[start Information shown]

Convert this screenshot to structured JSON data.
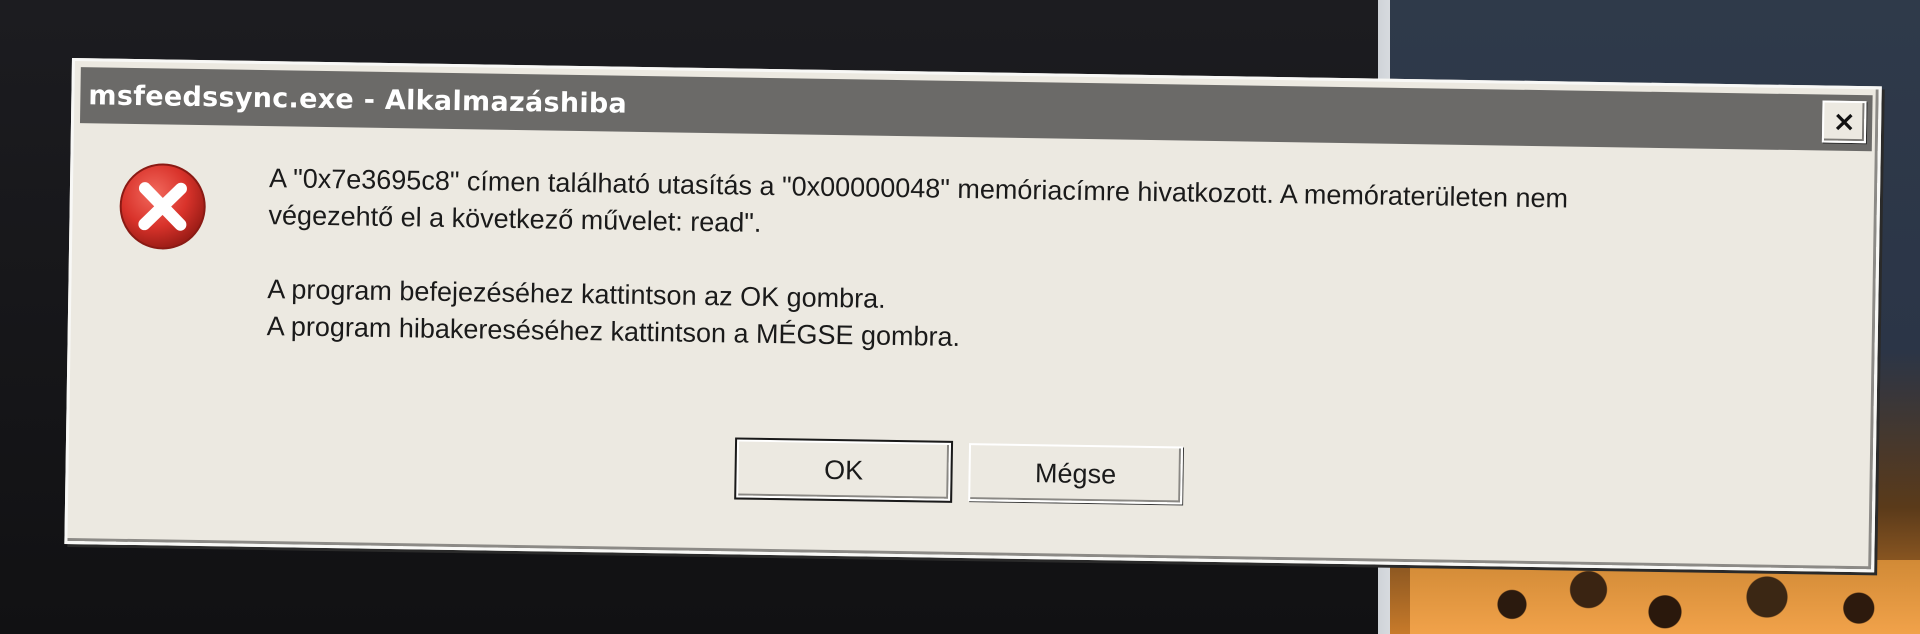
{
  "dialog": {
    "title": "msfeedssync.exe - Alkalmazáshiba",
    "close_label": "×",
    "icon": "error-icon",
    "message": {
      "line1": "A \"0x7e3695c8\" címen található utasítás a \"0x00000048\" memóriacímre hivatkozott. A memóraterületen nem",
      "line2": "végezehtő el a következő művelet: read\".",
      "line3": "A program befejezéséhez kattintson az OK gombra.",
      "line4": "A program hibakereséséhez kattintson a MÉGSE gombra."
    },
    "buttons": {
      "ok_label": "OK",
      "cancel_label": "Mégse"
    },
    "colors": {
      "titlebar": "#6b6a68",
      "window": "#ece9e1",
      "error_red": "#d9332b"
    }
  }
}
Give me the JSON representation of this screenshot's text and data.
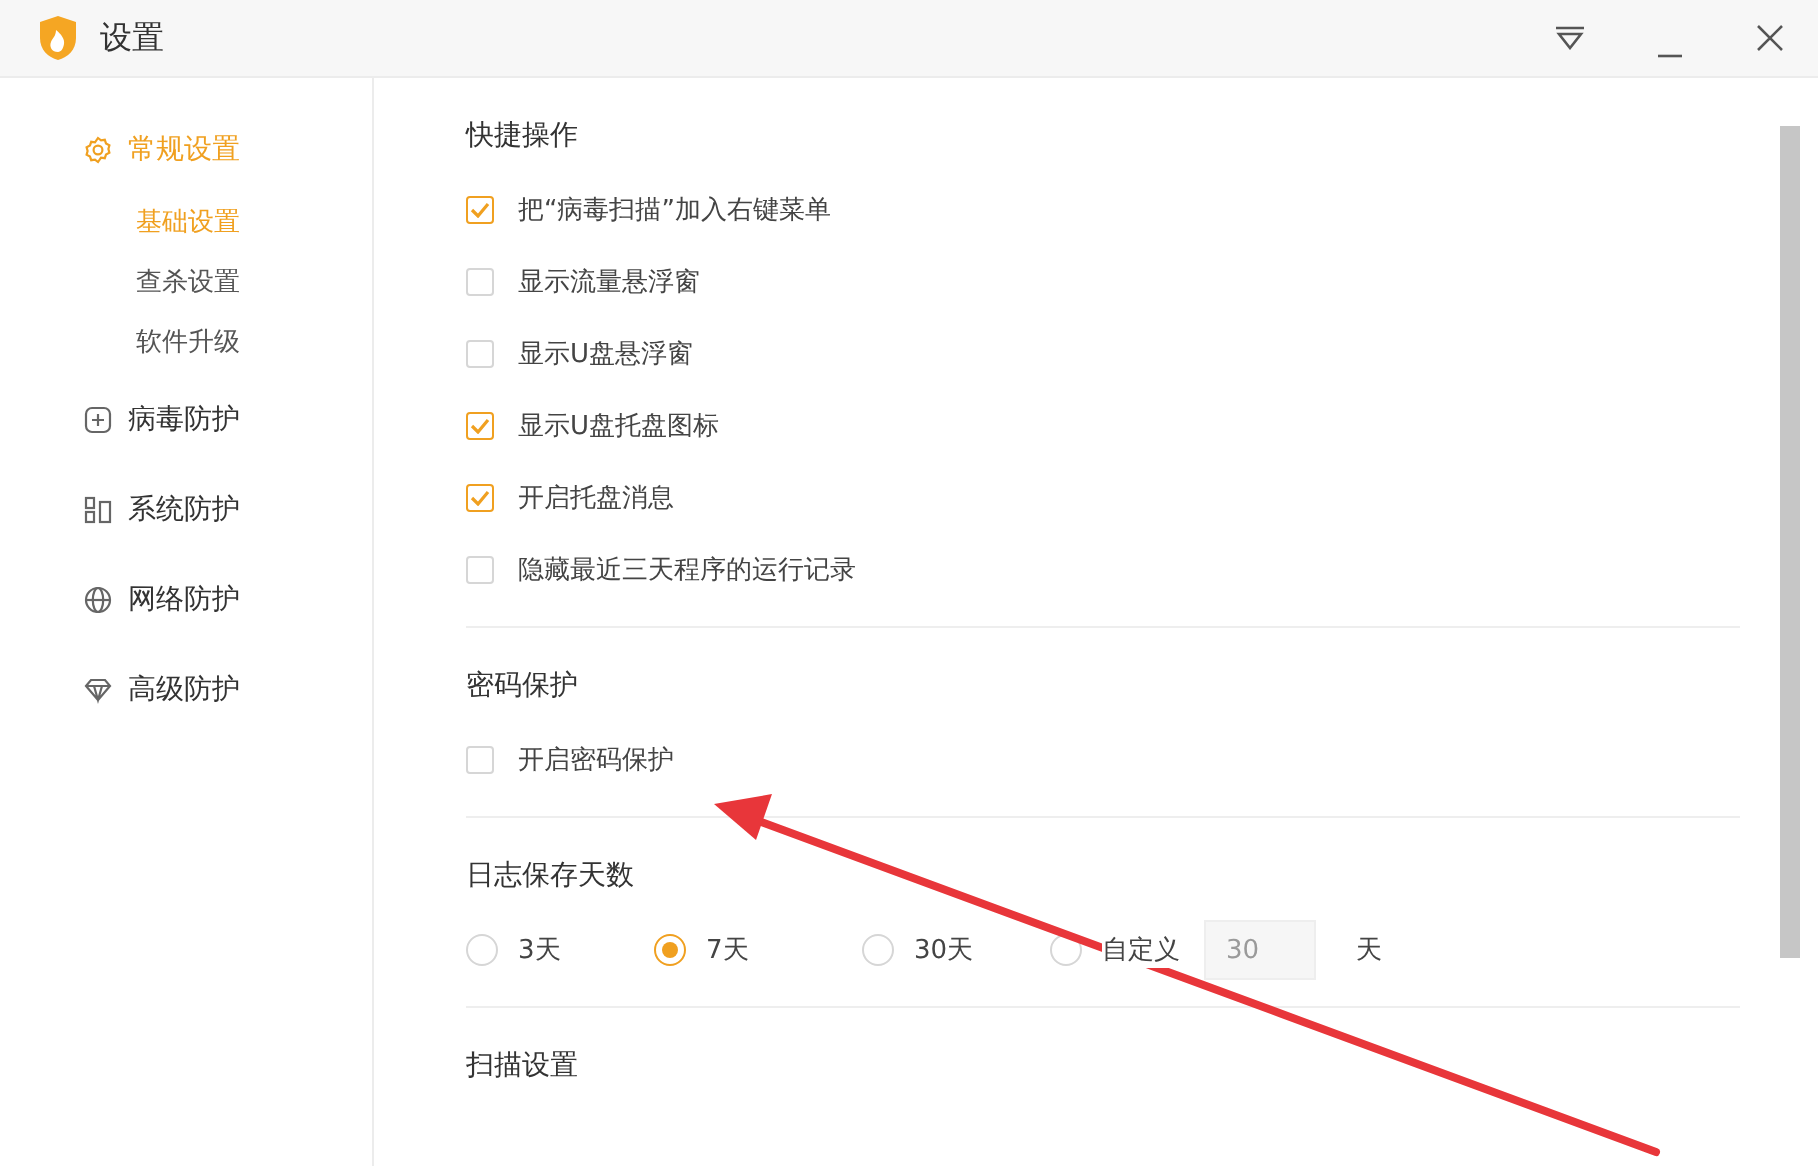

[end Information shown]

* **Task to complete**: Pictures are to be left out; all else in the entries above is to be quoted exactly.

* **The result**:
Convert this screenshot to structured JSON data.
{
  "dialog": {
    "title": "msfeedssync.exe - Alkalmazáshiba",
    "close_label": "×",
    "icon": "error-icon",
    "message": {
      "line1": "A \"0x7e3695c8\" címen található utasítás a \"0x00000048\" memóriacímre hivatkozott. A memóraterületen nem",
      "line2": "végezehtő el a következő művelet: read\".",
      "line3": "A program befejezéséhez kattintson az OK gombra.",
      "line4": "A program hibakereséséhez kattintson a MÉGSE gombra."
    },
    "buttons": {
      "ok_label": "OK",
      "cancel_label": "Mégse"
    },
    "colors": {
      "titlebar": "#6b6a68",
      "window": "#ece9e1",
      "error_red": "#d9332b"
    }
  }
}
Give me the JSON representation of this screenshot's text and data.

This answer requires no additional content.